* BEGIN AVAILABLE DATA *
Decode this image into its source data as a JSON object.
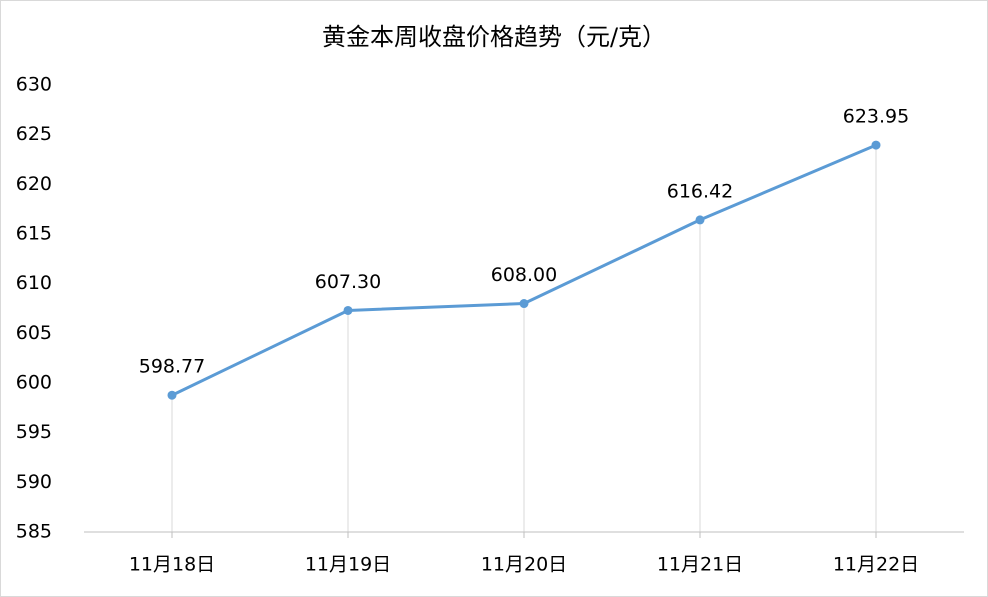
{
  "chart_data": {
    "type": "line",
    "title": "黄金本周收盘价格趋势（元/克）",
    "categories": [
      "11月18日",
      "11月19日",
      "11月20日",
      "11月21日",
      "11月22日"
    ],
    "values": [
      598.77,
      607.3,
      608,
      616.42,
      623.95
    ],
    "value_labels": [
      "598.77",
      "607.30",
      "608.00",
      "616.42",
      "623.95"
    ],
    "color": "#5b9bd5",
    "ylim": [
      585,
      630
    ],
    "yticks": [
      585,
      590,
      595,
      600,
      605,
      610,
      615,
      620,
      625,
      630
    ],
    "grid": false
  }
}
* END AVAILABLE DATA *
**WHAT THE TASK ASKS**
Transcribe the full listing above exactly as it stands, minus the pictures.

**EXPECTED ANSWER**
Decode this image into its source data as a JSON object.
{
  "chart_data": {
    "type": "line",
    "title": "黄金本周收盘价格趋势（元/克）",
    "categories": [
      "11月18日",
      "11月19日",
      "11月20日",
      "11月21日",
      "11月22日"
    ],
    "values": [
      598.77,
      607.3,
      608,
      616.42,
      623.95
    ],
    "value_labels": [
      "598.77",
      "607.30",
      "608.00",
      "616.42",
      "623.95"
    ],
    "color": "#5b9bd5",
    "ylim": [
      585,
      630
    ],
    "yticks": [
      585,
      590,
      595,
      600,
      605,
      610,
      615,
      620,
      625,
      630
    ],
    "grid": false
  }
}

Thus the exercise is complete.